Document segment:
----------------------------------------
Director: Nick Gomez
Cast: Bette Midler, Danny DeVito, Neve Campbell, Jamie Lee Curtis, Casey Affleck

(Destination Films; 2000)

Soggy

Several movies came to my mind while I was viewing Nick Gomez’s Drowning Mona. Firstly, I recalled Harmony Korine’s Gummo, another example of the tasteless representation of stereotypical “white trash,” though Korine’s effort managed to make a lasting impression, albeit a sick one, unlike Drowning Mona. Secondly, there’s Joel and Ethan Coen’s Fargo, primarily because, like Mona, it features a woodchipper sequence and more jokes at the expense of rural residents. And thirdly, I conjured up Jim Abrahams and David Zucker’s Ruthless People, for its earlier teaming of Mona stars Bette Midler and Danny DeVito. But while the last is a truly funny flick starring these two, now, almost 15 years later, even their considerable talents can’t salvage the watery mess known as Drowning Mona.


The plot of Drowning Mona is this: poor Mona Dearly (Midler) drives her canary-colored Yugo off of a cliff, and everyone on the small town of Verplanck, New York is a suspect in her apparent murder. Who could have killed her, and why? Within twenty minutes, it was clear I wasn’t going to care. Even given her recent box office bomb, Isn’t She Great?, Midler is this film’s only strong element, but sadly she isn’t on screen long or often. She shines as the town’s nasty crankster, complete with the requisite vocabulary and sneers to elicit the only laughs during the film’s entire 95 minute running time.
----------------------------------------
Data lines:
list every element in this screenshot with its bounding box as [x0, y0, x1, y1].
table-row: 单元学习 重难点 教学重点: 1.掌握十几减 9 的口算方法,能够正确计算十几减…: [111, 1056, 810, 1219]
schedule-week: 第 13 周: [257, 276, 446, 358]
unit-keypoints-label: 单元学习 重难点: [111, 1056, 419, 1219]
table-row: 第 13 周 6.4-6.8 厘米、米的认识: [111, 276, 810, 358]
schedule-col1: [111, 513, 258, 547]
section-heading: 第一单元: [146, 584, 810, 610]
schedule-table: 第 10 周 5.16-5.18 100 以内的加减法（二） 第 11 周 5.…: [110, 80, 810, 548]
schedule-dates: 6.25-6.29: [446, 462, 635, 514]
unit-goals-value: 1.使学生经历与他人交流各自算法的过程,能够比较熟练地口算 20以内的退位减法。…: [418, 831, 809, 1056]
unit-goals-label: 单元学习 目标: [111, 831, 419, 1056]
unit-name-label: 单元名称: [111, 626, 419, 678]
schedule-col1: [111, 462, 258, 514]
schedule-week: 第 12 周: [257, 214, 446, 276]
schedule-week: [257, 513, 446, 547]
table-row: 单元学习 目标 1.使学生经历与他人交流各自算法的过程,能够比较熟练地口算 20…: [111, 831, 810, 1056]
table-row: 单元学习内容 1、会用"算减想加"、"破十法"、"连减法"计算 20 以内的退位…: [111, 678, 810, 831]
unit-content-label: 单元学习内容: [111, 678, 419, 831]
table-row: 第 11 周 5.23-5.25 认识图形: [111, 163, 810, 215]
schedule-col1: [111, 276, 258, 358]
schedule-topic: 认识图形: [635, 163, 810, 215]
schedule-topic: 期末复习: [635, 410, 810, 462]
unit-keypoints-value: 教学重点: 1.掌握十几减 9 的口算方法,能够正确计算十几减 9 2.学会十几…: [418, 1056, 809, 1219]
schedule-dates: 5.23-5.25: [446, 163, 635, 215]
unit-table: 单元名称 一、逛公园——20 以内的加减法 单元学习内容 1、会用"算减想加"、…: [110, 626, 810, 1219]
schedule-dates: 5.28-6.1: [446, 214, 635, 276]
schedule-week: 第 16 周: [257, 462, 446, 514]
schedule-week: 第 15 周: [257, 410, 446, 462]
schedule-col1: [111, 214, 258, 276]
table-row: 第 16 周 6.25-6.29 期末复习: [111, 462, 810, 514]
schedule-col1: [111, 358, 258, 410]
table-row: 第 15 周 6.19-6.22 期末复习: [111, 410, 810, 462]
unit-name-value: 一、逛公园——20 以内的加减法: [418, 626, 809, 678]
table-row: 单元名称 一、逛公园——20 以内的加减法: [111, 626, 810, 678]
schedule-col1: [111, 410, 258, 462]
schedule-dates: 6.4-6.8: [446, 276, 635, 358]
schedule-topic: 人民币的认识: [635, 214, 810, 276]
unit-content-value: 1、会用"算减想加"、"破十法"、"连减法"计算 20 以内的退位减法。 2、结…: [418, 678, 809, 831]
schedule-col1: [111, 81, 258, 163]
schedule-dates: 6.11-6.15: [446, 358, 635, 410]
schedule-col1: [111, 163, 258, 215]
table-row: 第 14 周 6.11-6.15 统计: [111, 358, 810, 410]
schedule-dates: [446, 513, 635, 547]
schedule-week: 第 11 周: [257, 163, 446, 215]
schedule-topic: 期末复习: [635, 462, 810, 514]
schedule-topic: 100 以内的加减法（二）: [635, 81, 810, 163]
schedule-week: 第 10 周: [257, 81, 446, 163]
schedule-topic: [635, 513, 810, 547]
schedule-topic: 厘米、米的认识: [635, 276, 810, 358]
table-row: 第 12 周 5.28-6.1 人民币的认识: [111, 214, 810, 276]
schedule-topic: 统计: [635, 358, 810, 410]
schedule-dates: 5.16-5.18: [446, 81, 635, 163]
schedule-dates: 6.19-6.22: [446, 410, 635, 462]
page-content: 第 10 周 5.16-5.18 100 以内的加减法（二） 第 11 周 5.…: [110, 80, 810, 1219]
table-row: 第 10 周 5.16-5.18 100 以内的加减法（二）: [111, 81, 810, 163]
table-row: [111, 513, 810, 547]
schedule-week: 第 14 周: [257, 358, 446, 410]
----------------------------------------
Problem set:
**1)** Switch "woodchipper" to "snowblower" in the movie review and write out the part that opens with the words containing "Several movies came" and closes with "as Drowning Mona.".
**2)** Pull out every line of the records that holds the string "goals".
The movie review and the records have nothing to do with each other.

Results of the exercise:
**1)**
Several movies came to my mind while I was viewing Nick Gomez’s Drowning Mona. Firstly, I recalled Harmony Korine’s Gummo, another example of the tasteless representation of stereotypical “white trash,” though Korine’s effort managed to make a lasting impression, albeit a sick one, unlike Drowning Mona. Secondly, there’s Joel and Ethan Coen’s Fargo, primarily because, like Mona, it features a snowblower sequence and more jokes at the expense of rural residents. And thirdly, I conjured up Jim Abrahams and David Zucker’s Ruthless People, for its earlier teaming of Mona stars Bette Midler and Danny DeVito. But while the last is a truly funny flick starring these two, now, almost 15 years later, even their considerable talents can’t salvage the watery mess known as Drowning Mona.

**2)**
unit-goals-value: 1.使学生经历与他人交流各自算法的过程,能够比较熟练地口算 20以内的退位减法。…: [418, 831, 809, 1056]
unit-goals-label: 单元学习 目标: [111, 831, 419, 1056]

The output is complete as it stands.